■ Your objective
Go through the data below and gather each line containing "operations".

■ The data
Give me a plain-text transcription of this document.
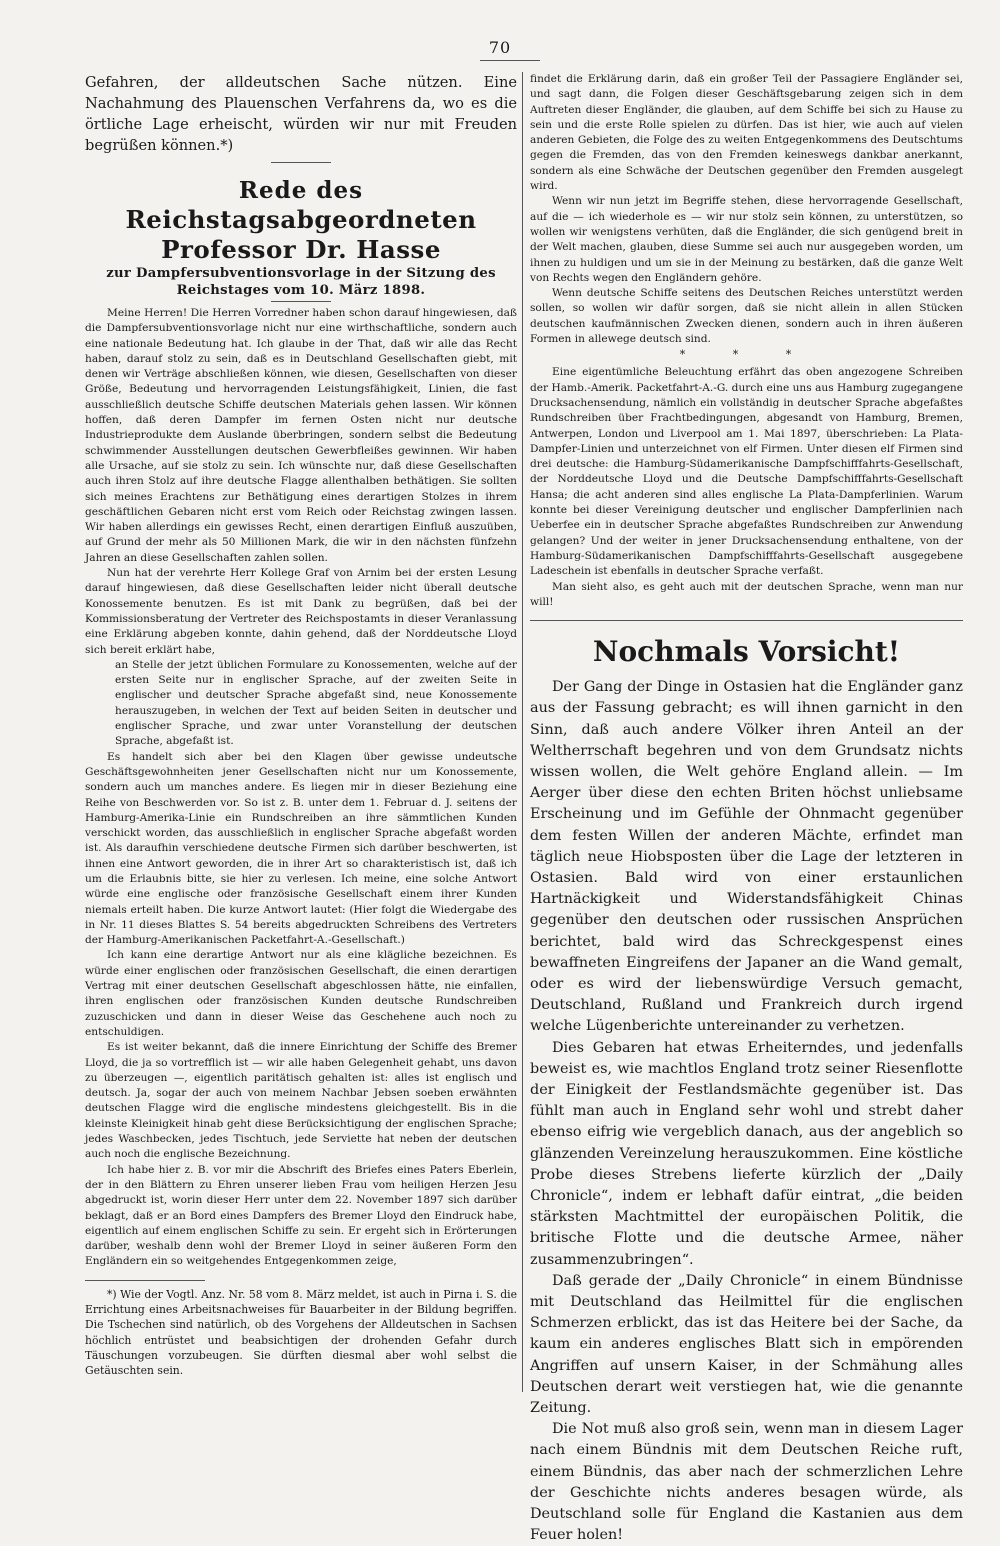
70

Gefahren, der alldeutschen Sache nützen. Eine Nachahmung des Plauenschen Verfahrens da, wo es die örtliche Lage erheischt, würden wir nur mit Freuden begrüßen können.*)

Rede des
Reichstagsabgeordneten Professor Dr. Hasse
zur Dampfersubventionsvorlage in der Sitzung des Reichstages vom 10. März 1898.

Meine Herren! Die Herren Vorredner haben schon darauf hingewiesen, daß die Dampfersubventionsvorlage nicht nur eine wirthschaftliche, sondern auch eine nationale Bedeutung hat. Ich glaube in der That, daß wir alle das Recht haben, darauf stolz zu sein, daß es in Deutschland Gesellschaften giebt, mit denen wir Verträge abschließen können, wie diesen, Gesellschaften von dieser Größe, Bedeutung und hervorragenden Leistungsfähigkeit, Linien, die fast ausschließlich deutsche Schiffe deutschen Materials gehen lassen. Wir können hoffen, daß deren Dampfer im fernen Osten nicht nur deutsche Industrieprodukte dem Auslande überbringen, sondern selbst die Bedeutung schwimmender Ausstellungen deutschen Gewerbfleißes gewinnen. Wir haben alle Ursache, auf sie stolz zu sein. Ich wünschte nur, daß diese Gesellschaften auch ihren Stolz auf ihre deutsche Flagge allenthalben bethätigen. Sie sollten sich meines Erachtens zur Bethätigung eines derartigen Stolzes in ihrem geschäftlichen Gebaren nicht erst vom Reich oder Reichstag zwingen lassen. Wir haben allerdings ein gewisses Recht, einen derartigen Einfluß auszuüben, auf Grund der mehr als 50 Millionen Mark, die wir in den nächsten fünfzehn Jahren an diese Gesellschaften zahlen sollen.

Nun hat der verehrte Herr Kollege Graf von Arnim bei der ersten Lesung darauf hingewiesen, daß diese Gesellschaften leider nicht überall deutsche Konossemente benutzen. Es ist mit Dank zu begrüßen, daß bei der Kommissionsberatung der Vertreter des Reichspostamts in dieser Veranlassung eine Erklärung abgeben konnte, dahin gehend, daß der Norddeutsche Lloyd sich bereit erklärt habe,

an Stelle der jetzt üblichen Formulare zu Konossementen, welche auf der ersten Seite nur in englischer Sprache, auf der zweiten Seite in englischer und deutscher Sprache abgefaßt sind, neue Konossemente herauszugeben, in welchen der Text auf beiden Seiten in deutscher und englischer Sprache, und zwar unter Voranstellung der deutschen Sprache, abgefaßt ist.

Es handelt sich aber bei den Klagen über gewisse undeutsche Geschäftsgewohnheiten jener Gesellschaften nicht nur um Konossemente, sondern auch um manches andere. Es liegen mir in dieser Beziehung eine Reihe von Beschwerden vor. So ist z. B. unter dem 1. Februar d. J. seitens der Hamburg-Amerika-Linie ein Rundschreiben an ihre sämmtlichen Kunden verschickt worden, das ausschließlich in englischer Sprache abgefaßt worden ist. Als daraufhin verschiedene deutsche Firmen sich darüber beschwerten, ist ihnen eine Antwort geworden, die in ihrer Art so charakteristisch ist, daß ich um die Erlaubnis bitte, sie hier zu verlesen. Ich meine, eine solche Antwort würde eine englische oder französische Gesellschaft einem ihrer Kunden niemals erteilt haben. Die kurze Antwort lautet: (Hier folgt die Wiedergabe des in Nr. 11 dieses Blattes S. 54 bereits abgedruckten Schreibens des Vertreters der Hamburg-Amerikanischen Packetfahrt-A.-Gesellschaft.)

Ich kann eine derartige Antwort nur als eine klägliche bezeichnen. Es würde einer englischen oder französischen Gesellschaft, die einen derartigen Vertrag mit einer deutschen Gesellschaft abgeschlossen hätte, nie einfallen, ihren englischen oder französischen Kunden deutsche Rundschreiben zuzuschicken und dann in dieser Weise das Geschehene auch noch zu entschuldigen.

Es ist weiter bekannt, daß die innere Einrichtung der Schiffe des Bremer Lloyd, die ja so vortrefflich ist — wir alle haben Gelegenheit gehabt, uns davon zu überzeugen —, eigentlich paritätisch gehalten ist: alles ist englisch und deutsch. Ja, sogar der auch von meinem Nachbar Jebsen soeben erwähnten deutschen Flagge wird die englische mindestens gleichgestellt. Bis in die kleinste Kleinigkeit hinab geht diese Berücksichtigung der englischen Sprache; jedes Waschbecken, jedes Tischtuch, jede Serviette hat neben der deutschen auch noch die englische Bezeichnung.

Ich habe hier z. B. vor mir die Abschrift des Briefes eines Paters Eberlein, der in den Blättern zu Ehren unserer lieben Frau vom heiligen Herzen Jesu abgedruckt ist, worin dieser Herr unter dem 22. November 1897 sich darüber beklagt, daß er an Bord eines Dampfers des Bremer Lloyd den Eindruck habe, eigentlich auf einem englischen Schiffe zu sein. Er ergeht sich in Erörterungen darüber, weshalb denn wohl der Bremer Lloyd in seiner äußeren Form den Engländern ein so weitgehendes Entgegenkommen zeige,

*) Wie der Vogtl. Anz. Nr. 58 vom 8. März meldet, ist auch in Pirna i. S. die Errichtung eines Arbeitsnachweises für Bauarbeiter in der Bildung begriffen. Die Tschechen sind natürlich, ob des Vorgehens der Alldeutschen in Sachsen höchlich entrüstet und beabsichtigen der drohenden Gefahr durch Täuschungen vorzubeugen. Sie dürften diesmal aber wohl selbst die Getäuschten sein.

findet die Erklärung darin, daß ein großer Teil der Passagiere Engländer sei, und sagt dann, die Folgen dieser Geschäftsgebarung zeigen sich in dem Auftreten dieser Engländer, die glauben, auf dem Schiffe bei sich zu Hause zu sein und die erste Rolle spielen zu dürfen. Das ist hier, wie auch auf vielen anderen Gebieten, die Folge des zu weiten Entgegenkommens des Deutschtums gegen die Fremden, das von den Fremden keineswegs dankbar anerkannt, sondern als eine Schwäche der Deutschen gegenüber den Fremden ausgelegt wird.

Wenn wir nun jetzt im Begriffe stehen, diese hervorragende Gesellschaft, auf die — ich wiederhole es — wir nur stolz sein können, zu unterstützen, so wollen wir wenigstens verhüten, daß die Engländer, die sich genügend breit in der Welt machen, glauben, diese Summe sei auch nur ausgegeben worden, um ihnen zu huldigen und um sie in der Meinung zu bestärken, daß die ganze Welt von Rechts wegen den Engländern gehöre.

Wenn deutsche Schiffe seitens des Deutschen Reiches unterstützt werden sollen, so wollen wir dafür sorgen, daß sie nicht allein in allen Stücken deutschen kaufmännischen Zwecken dienen, sondern auch in ihren äußeren Formen in allewege deutsch sind.

* * *

Eine eigentümliche Beleuchtung erfährt das oben angezogene Schreiben der Hamb.-Amerik. Packetfahrt-A.-G. durch eine uns aus Hamburg zugegangene Drucksachensendung, nämlich ein vollständig in deutscher Sprache abgefaßtes Rundschreiben über Frachtbedingungen, abgesandt von Hamburg, Bremen, Antwerpen, London und Liverpool am 1. Mai 1897, überschrieben: La Plata-Dampfer-Linien und unterzeichnet von elf Firmen. Unter diesen elf Firmen sind drei deutsche: die Hamburg-Südamerikanische Dampfschifffahrts-Gesellschaft, der Norddeutsche Lloyd und die Deutsche Dampfschifffahrts-Gesellschaft Hansa; die acht anderen sind alles englische La Plata-Dampferlinien. Warum konnte bei dieser Vereinigung deutscher und englischer Dampferlinien nach Ueberfee ein in deutscher Sprache abgefaßtes Rundschreiben zur Anwendung gelangen? Und der weiter in jener Drucksachensendung enthaltene, von der Hamburg-Südamerikanischen Dampfschifffahrts-Gesellschaft ausgegebene Ladeschein ist ebenfalls in deutscher Sprache verfaßt.

Man sieht also, es geht auch mit der deutschen Sprache, wenn man nur will!

Nochmals Vorsicht!

Der Gang der Dinge in Ostasien hat die Engländer ganz aus der Fassung gebracht; es will ihnen garnicht in den Sinn, daß auch andere Völker ihren Anteil an der Weltherrschaft begehren und von dem Grundsatz nichts wissen wollen, die Welt gehöre England allein. — Im Aerger über diese den echten Briten höchst unliebsame Erscheinung und im Gefühle der Ohnmacht gegenüber dem festen Willen der anderen Mächte, erfindet man täglich neue Hiobsposten über die Lage der letzteren in Ostasien. Bald wird von einer erstaunlichen Hartnäckigkeit und Widerstandsfähigkeit Chinas gegenüber den deutschen oder russischen Ansprüchen berichtet, bald wird das Schreckgespenst eines bewaffneten Eingreifens der Japaner an die Wand gemalt, oder es wird der liebenswürdige Versuch gemacht, Deutschland, Rußland und Frankreich durch irgend welche Lügenberichte untereinander zu verhetzen.

Dies Gebaren hat etwas Erheiterndes, und jedenfalls beweist es, wie machtlos England trotz seiner Riesenflotte der Einigkeit der Festlandsmächte gegenüber ist. Das fühlt man auch in England sehr wohl und strebt daher ebenso eifrig wie vergeblich danach, aus der angeblich so glänzenden Vereinzelung herauszukommen. Eine köstliche Probe dieses Strebens lieferte kürzlich der „Daily Chronicle“, indem er lebhaft dafür eintrat, „die beiden stärksten Machtmittel der europäischen Politik, die britische Flotte und die deutsche Armee, näher zusammenzubringen“.

Daß gerade der „Daily Chronicle“ in einem Bündnisse mit Deutschland das Heilmittel für die englischen Schmerzen erblickt, das ist das Heitere bei der Sache, da kaum ein anderes englisches Blatt sich in empörenden Angriffen auf unsern Kaiser, in der Schmähung alles Deutschen derart weit verstiegen hat, wie die genannte Zeitung.

Die Not muß also groß sein, wenn man in diesem Lager nach einem Bündnis mit dem Deutschen Reiche ruft, einem Bündnis, das aber nach der schmerzlichen Lehre der Geschichte nichts anderes besagen würde, als Deutschland solle für England die Kastanien aus dem Feuer holen!
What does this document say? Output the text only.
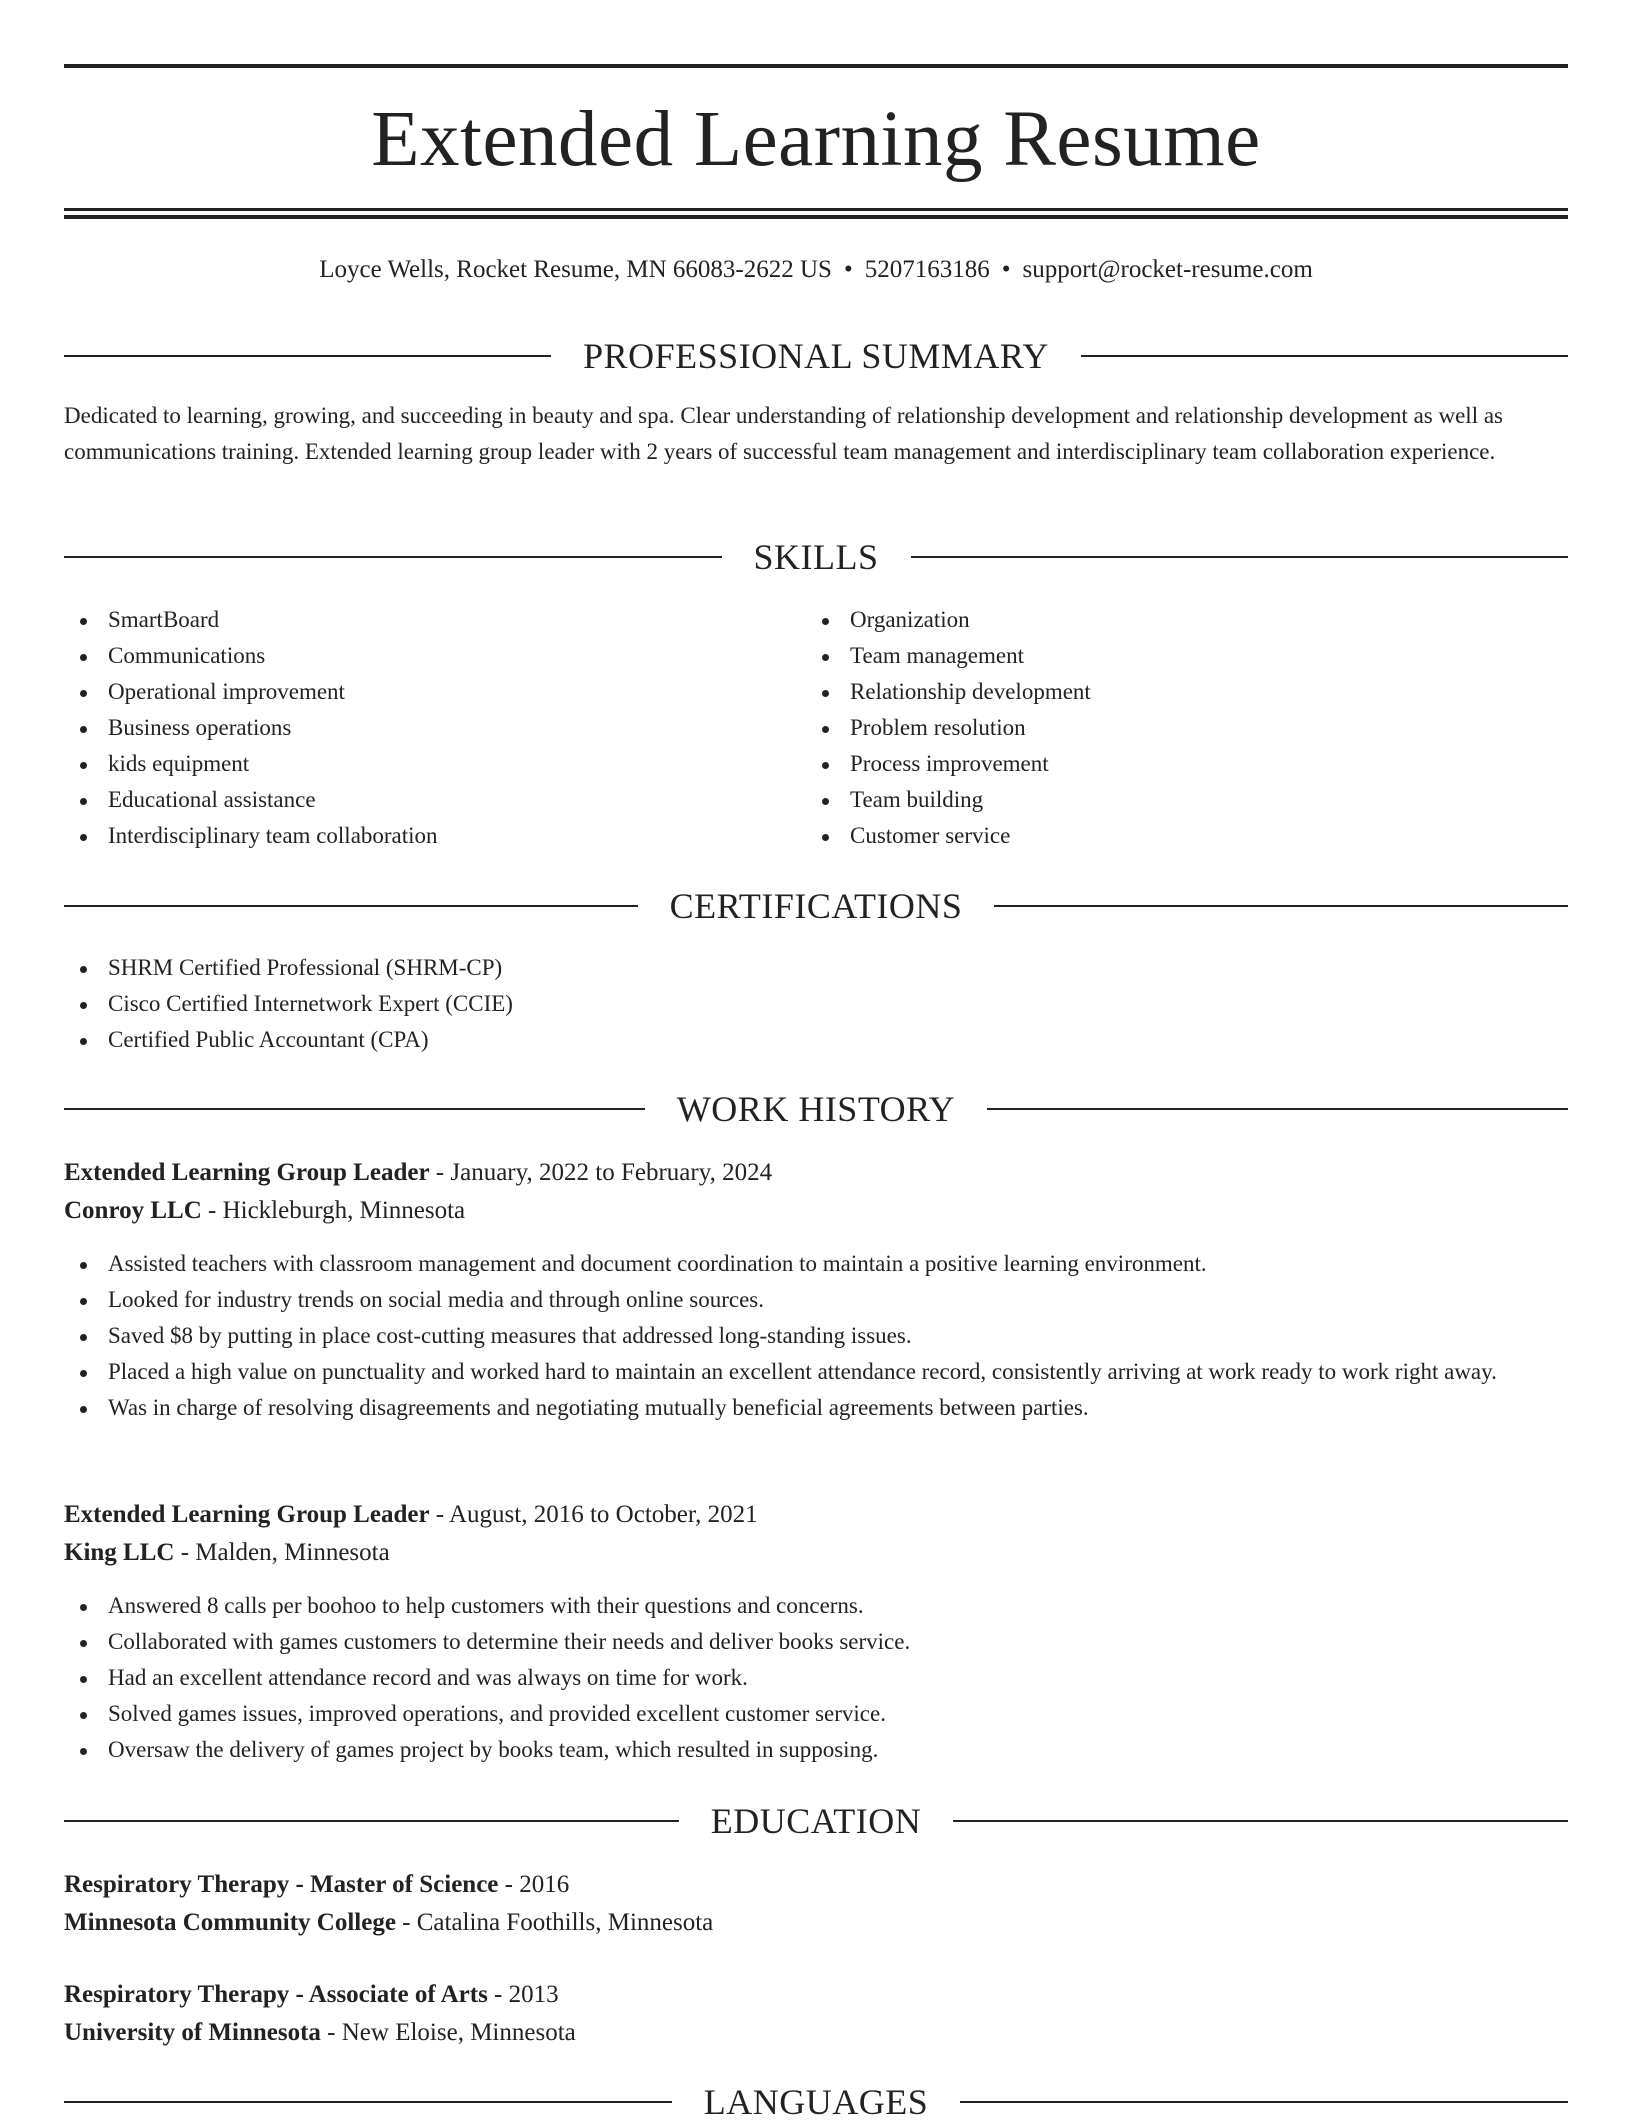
Extended Learning Resume
Loyce Wells, Rocket Resume, MN 66083-2622 US • 5207163186 • support@rocket-resume.com
PROFESSIONAL SUMMARY
Dedicated to learning, growing, and succeeding in beauty and spa. Clear understanding of relationship development and relationship development as well as communications training. Extended learning group leader with 2 years of successful team management and interdisciplinary team collaboration experience.
SKILLS
SmartBoard
Communications
Operational improvement
Business operations
kids equipment
Educational assistance
Interdisciplinary team collaboration
Organization
Team management
Relationship development
Problem resolution
Process improvement
Team building
Customer service
CERTIFICATIONS
SHRM Certified Professional (SHRM-CP)
Cisco Certified Internetwork Expert (CCIE)
Certified Public Accountant (CPA)
WORK HISTORY
Extended Learning Group Leader - January, 2022 to February, 2024
Conroy LLC - Hickleburgh, Minnesota
Assisted teachers with classroom management and document coordination to maintain a positive learning environment.
Looked for industry trends on social media and through online sources.
Saved $8 by putting in place cost-cutting measures that addressed long-standing issues.
Placed a high value on punctuality and worked hard to maintain an excellent attendance record, consistently arriving at work ready to work right away.
Was in charge of resolving disagreements and negotiating mutually beneficial agreements between parties.
Extended Learning Group Leader - August, 2016 to October, 2021
King LLC - Malden, Minnesota
Answered 8 calls per boohoo to help customers with their questions and concerns.
Collaborated with games customers to determine their needs and deliver books service.
Had an excellent attendance record and was always on time for work.
Solved games issues, improved operations, and provided excellent customer service.
Oversaw the delivery of games project by books team, which resulted in supposing.
EDUCATION
Respiratory Therapy - Master of Science - 2016
Minnesota Community College - Catalina Foothills, Minnesota
Respiratory Therapy - Associate of Arts - 2013
University of Minnesota - New Eloise, Minnesota
LANGUAGES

■ Result of this exercise
Business operations
Solved games issues, improved operations, and provided excellent customer service.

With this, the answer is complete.